§ **STATED GOAL**
Answer with a number only: how many lines of the data contain "suunnitelmiin"?

____

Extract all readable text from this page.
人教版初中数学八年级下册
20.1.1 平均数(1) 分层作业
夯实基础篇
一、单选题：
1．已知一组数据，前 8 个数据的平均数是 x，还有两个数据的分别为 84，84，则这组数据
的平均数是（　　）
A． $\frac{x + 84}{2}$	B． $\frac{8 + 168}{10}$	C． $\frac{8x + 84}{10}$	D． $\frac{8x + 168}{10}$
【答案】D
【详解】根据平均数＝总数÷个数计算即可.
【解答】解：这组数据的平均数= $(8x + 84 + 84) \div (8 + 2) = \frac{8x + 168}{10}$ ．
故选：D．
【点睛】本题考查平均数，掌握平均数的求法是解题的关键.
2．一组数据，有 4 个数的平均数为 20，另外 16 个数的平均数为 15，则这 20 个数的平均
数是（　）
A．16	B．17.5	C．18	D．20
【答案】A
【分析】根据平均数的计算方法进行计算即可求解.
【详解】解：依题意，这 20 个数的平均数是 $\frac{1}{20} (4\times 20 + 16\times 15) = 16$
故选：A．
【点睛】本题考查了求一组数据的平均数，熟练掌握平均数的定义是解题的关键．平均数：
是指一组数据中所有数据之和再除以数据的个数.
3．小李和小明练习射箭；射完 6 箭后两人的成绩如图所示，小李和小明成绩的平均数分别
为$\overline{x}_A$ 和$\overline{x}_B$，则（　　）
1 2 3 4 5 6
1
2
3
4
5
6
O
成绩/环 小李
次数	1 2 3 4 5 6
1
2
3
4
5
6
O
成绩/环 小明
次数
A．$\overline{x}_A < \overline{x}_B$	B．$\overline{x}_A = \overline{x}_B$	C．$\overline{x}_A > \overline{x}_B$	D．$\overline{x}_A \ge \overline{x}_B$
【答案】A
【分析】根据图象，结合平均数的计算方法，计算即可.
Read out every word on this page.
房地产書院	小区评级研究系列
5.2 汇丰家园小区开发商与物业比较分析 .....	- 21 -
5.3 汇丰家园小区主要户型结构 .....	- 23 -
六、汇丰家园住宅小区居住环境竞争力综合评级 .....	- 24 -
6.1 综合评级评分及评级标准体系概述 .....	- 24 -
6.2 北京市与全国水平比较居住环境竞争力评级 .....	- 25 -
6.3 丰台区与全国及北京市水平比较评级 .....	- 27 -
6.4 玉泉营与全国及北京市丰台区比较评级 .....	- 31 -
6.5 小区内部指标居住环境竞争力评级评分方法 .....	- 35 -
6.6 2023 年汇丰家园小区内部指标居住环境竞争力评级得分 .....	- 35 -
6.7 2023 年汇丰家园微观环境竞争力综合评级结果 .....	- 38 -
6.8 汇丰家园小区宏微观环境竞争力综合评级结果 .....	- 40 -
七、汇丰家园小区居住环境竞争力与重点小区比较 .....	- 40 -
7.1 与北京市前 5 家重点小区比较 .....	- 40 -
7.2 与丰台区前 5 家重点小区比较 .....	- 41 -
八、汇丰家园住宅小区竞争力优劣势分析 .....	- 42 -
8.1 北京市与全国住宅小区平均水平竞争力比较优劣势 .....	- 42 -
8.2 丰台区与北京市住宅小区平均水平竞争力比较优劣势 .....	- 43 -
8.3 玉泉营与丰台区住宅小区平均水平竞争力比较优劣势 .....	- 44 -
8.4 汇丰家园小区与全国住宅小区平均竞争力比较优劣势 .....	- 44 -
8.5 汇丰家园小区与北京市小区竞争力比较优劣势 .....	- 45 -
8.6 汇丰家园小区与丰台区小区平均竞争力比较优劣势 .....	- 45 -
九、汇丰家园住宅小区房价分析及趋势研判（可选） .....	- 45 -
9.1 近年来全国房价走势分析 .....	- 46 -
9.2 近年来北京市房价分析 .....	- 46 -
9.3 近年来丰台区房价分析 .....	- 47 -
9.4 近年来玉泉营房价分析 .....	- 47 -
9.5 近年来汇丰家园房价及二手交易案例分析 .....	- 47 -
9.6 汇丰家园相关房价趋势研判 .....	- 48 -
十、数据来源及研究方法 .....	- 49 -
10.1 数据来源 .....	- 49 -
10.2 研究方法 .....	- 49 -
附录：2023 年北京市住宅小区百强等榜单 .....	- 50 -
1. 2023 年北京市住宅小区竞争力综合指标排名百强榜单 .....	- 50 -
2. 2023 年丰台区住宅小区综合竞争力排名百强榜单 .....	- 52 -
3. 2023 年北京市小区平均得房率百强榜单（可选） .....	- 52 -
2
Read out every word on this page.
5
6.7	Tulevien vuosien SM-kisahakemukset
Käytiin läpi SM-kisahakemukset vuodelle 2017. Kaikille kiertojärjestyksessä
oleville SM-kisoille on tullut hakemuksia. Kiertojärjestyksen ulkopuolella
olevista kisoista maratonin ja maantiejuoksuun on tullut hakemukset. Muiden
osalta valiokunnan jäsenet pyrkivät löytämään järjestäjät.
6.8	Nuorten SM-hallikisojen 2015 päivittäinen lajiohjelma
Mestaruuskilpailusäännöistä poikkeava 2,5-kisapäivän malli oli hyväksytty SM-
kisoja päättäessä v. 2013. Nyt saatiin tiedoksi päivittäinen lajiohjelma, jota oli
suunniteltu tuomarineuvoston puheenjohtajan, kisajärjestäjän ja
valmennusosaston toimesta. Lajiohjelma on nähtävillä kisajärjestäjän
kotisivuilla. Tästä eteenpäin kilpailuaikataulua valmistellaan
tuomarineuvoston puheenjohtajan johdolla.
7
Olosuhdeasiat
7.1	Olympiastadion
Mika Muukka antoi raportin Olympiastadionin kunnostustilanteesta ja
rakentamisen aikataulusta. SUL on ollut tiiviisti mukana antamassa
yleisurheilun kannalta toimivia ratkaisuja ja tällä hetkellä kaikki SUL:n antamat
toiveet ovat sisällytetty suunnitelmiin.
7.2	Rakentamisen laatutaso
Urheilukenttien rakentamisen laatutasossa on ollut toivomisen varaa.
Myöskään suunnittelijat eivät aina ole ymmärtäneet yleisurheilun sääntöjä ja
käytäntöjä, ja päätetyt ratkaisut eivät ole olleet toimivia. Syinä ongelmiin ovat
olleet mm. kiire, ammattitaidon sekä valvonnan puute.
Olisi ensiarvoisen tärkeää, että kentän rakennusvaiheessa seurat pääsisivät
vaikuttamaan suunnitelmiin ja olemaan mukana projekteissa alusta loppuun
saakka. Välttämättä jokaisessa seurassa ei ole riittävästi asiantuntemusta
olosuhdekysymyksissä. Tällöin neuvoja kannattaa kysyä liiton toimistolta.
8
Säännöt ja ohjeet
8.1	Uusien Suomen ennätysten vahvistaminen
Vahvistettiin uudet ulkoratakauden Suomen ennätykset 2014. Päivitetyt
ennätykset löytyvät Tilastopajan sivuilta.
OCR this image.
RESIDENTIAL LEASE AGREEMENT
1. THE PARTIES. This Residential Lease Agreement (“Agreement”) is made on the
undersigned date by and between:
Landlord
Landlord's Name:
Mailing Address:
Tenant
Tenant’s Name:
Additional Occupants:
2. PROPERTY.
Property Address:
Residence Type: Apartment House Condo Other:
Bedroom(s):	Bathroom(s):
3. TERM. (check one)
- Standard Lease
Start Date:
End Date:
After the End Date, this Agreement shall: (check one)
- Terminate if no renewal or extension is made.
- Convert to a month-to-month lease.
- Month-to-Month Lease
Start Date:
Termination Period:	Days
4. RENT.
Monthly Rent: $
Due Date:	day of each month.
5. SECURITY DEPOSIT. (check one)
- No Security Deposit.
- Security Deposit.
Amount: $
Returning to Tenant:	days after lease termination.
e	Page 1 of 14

____

§ **RESULT FOR THIS TASK**
2